WORK TO BE COMPLETED -
List, from the lines below, each one with "Переключатель" in it.
## begin
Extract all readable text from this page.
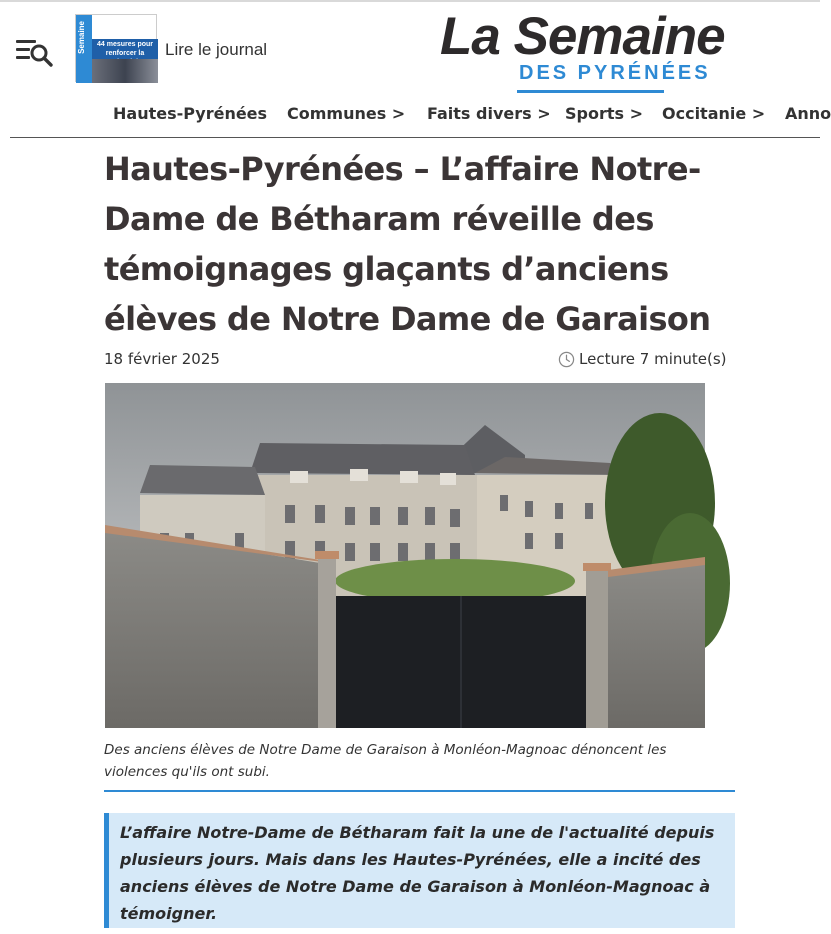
Semaine	44 mesures pour renforcer la	Lire le journal	La Semaine
DES PYRÉNÉES
Hautes-Pyrénées Communes > Faits divers > Sports > Occitanie > Anno
Hautes-Pyrénées – L’affaire Notre-Dame de Bétharam réveille des témoignages glaçants d’anciens élèves de Notre Dame de Garaison
18 février 2025	Lecture 7 minute(s)
Des anciens élèves de Notre Dame de Garaison à Monléon-Magnoac dénoncent les violences qu'ils ont subi.
L’affaire Notre-Dame de Bétharam fait la une de l'actualité depuis plusieurs jours. Mais dans les Hautes-Pyrénées, elle a incité des anciens élèves de Notre Dame de Garaison à Monléon-Magnoac à témoigner.
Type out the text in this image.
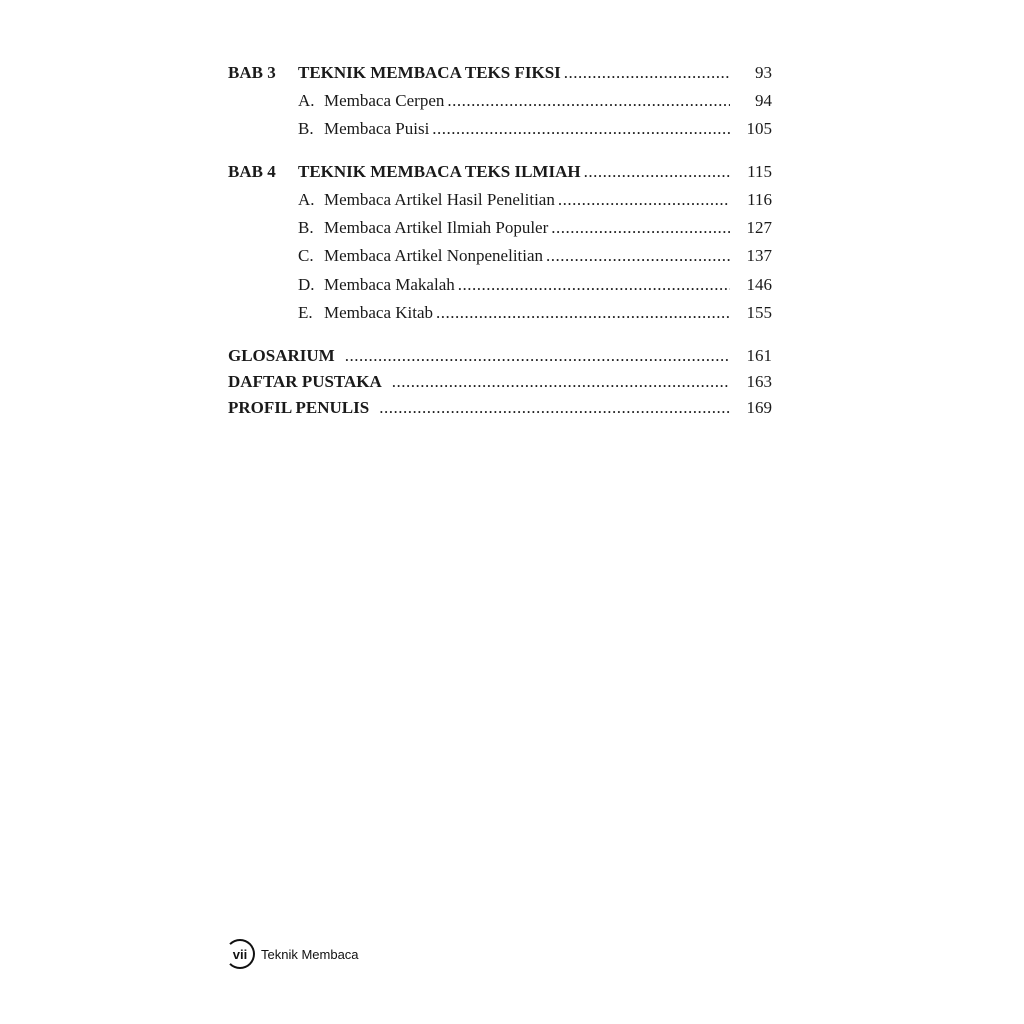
BAB 3	TEKNIK MEMBACA TEKS FIKSI .....	93
A. Membaca Cerpen .....	94
B. Membaca Puisi .....	105
BAB 4	TEKNIK MEMBACA TEKS ILMIAH .....	115
A. Membaca Artikel Hasil Penelitian .....	116
B. Membaca Artikel Ilmiah Populer .....	127
C. Membaca Artikel Nonpenelitian .....	137
D. Membaca Makalah .....	146
E. Membaca Kitab .....	155
GLOSARIUM .....	161
DAFTAR PUSTAKA .....	163
PROFIL PENULIS .....	169
vii	Teknik Membaca
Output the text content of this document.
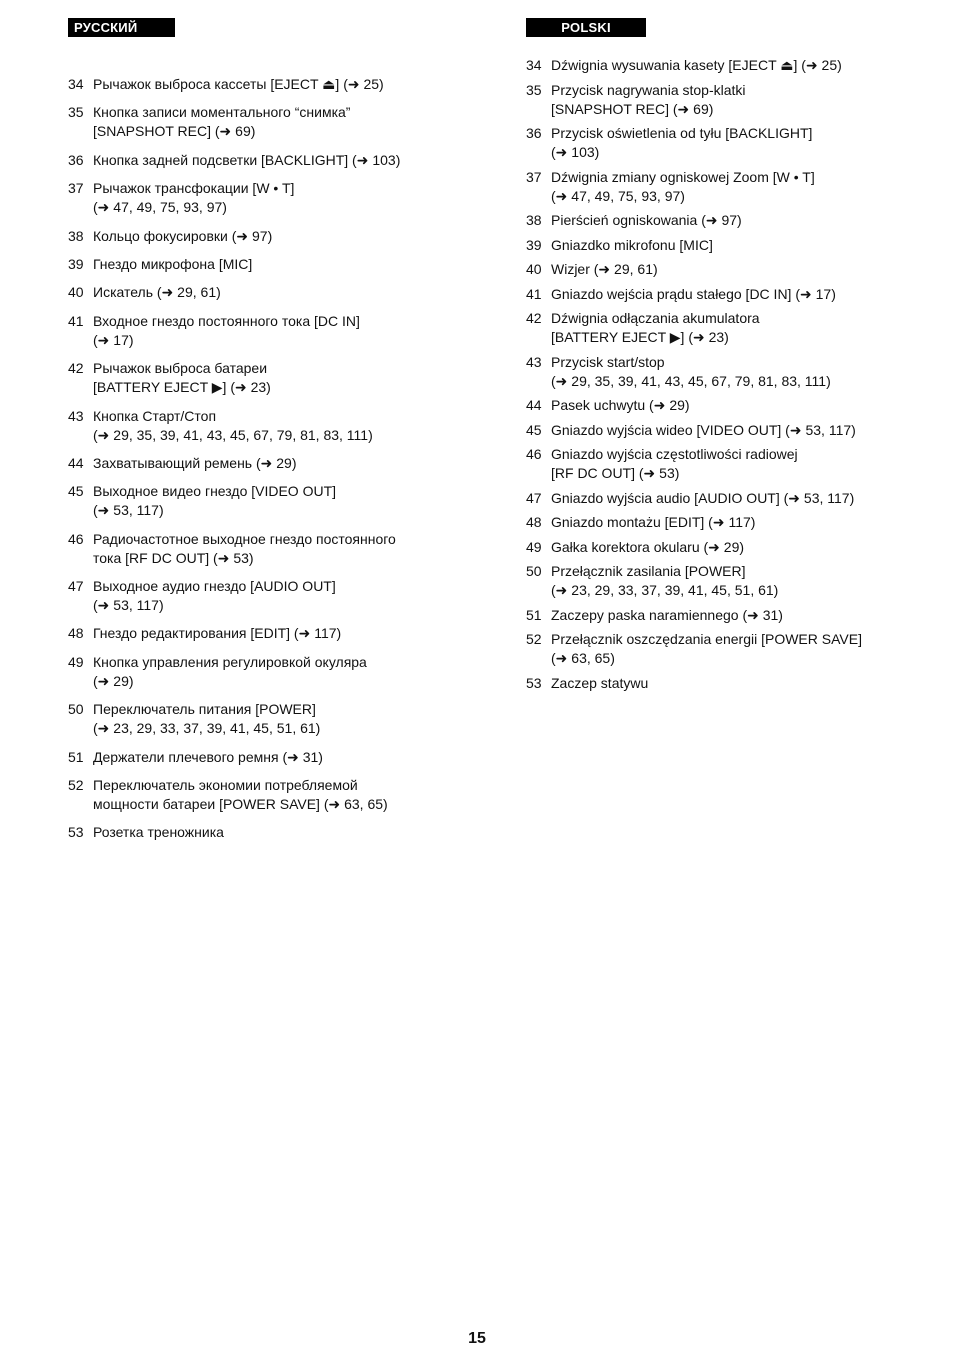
РУССКИЙ ЯЗЫК
34 Рычажок выброса кассеты [EJECT ⏏] (➜ 25)
35 Кнопка записи моментального “снимка”
[SNAPSHOT REC] (➜ 69)
36 Кнопка задней подсветки [BACKLIGHT] (➜ 103)
37 Рычажок трансфокации [W • T]
(➜ 47, 49, 75, 93, 97)
38 Кольцо фокусировки (➜ 97)
39 Гнездо микрофона [MIC]
40 Искатель (➜ 29, 61)
41 Входное гнездо постоянного тока [DC IN]
(➜ 17)
42 Рычажок выброса батареи
[BATTERY EJECT ▶] (➜ 23)
43 Кнопка Старт/Стоп
(➜ 29, 35, 39, 41, 43, 45, 67, 79, 81, 83, 111)
44 Захватывающий ремень (➜ 29)
45 Выходное видео гнездо [VIDEO OUT]
(➜ 53, 117)
46 Радиочастотное выходное гнездо постоянного
тока [RF DC OUT] (➜ 53)
47 Выходное аудио гнездо [AUDIO OUT]
(➜ 53, 117)
48 Гнездо редактирования [EDIT] (➜ 117)
49 Кнопка управления регулировкой окуляра
(➜ 29)
50 Переключатель питания [POWER]
(➜ 23, 29, 33, 37, 39, 41, 45, 51, 61)
51 Держатели плечевого ремня (➜ 31)
52 Переключатель экономии потребляемой
мощности батареи [POWER SAVE] (➜ 63, 65)
53 Розетка треножника
POLSKI
34 Dźwignia wysuwania kasety [EJECT ⏏] (➜ 25)
35 Przycisk nagrywania stop-klatki
[SNAPSHOT REC] (➜ 69)
36 Przycisk oświetlenia od tyłu [BACKLIGHT]
(➜ 103)
37 Dźwignia zmiany ogniskowej Zoom [W • T]
(➜ 47, 49, 75, 93, 97)
38 Pierścień ogniskowania (➜ 97)
39 Gniazdko mikrofonu [MIC]
40 Wizjer (➜ 29, 61)
41 Gniazdo wejścia prądu stałego [DC IN] (➜ 17)
42 Dźwignia odłączania akumulatora
[BATTERY EJECT ▶] (➜ 23)
43 Przycisk start/stop
(➜ 29, 35, 39, 41, 43, 45, 67, 79, 81, 83, 111)
44 Pasek uchwytu (➜ 29)
45 Gniazdo wyjścia wideo [VIDEO OUT] (➜ 53, 117)
46 Gniazdo wyjścia częstotliwości radiowej
[RF DC OUT] (➜ 53)
47 Gniazdo wyjścia audio [AUDIO OUT] (➜ 53, 117)
48 Gniazdo montażu [EDIT] (➜ 117)
49 Gałka korektora okularu (➜ 29)
50 Przełącznik zasilania [POWER]
(➜ 23, 29, 33, 37, 39, 41, 45, 51, 61)
51 Zaczepy paska naramiennego (➜ 31)
52 Przełącznik oszczędzania energii [POWER SAVE]
(➜ 63, 65)
53 Zaczep statywu
15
## end
THE ANSWER -
50 Переключатель питания [POWER]
52 Переключатель экономии потребляемой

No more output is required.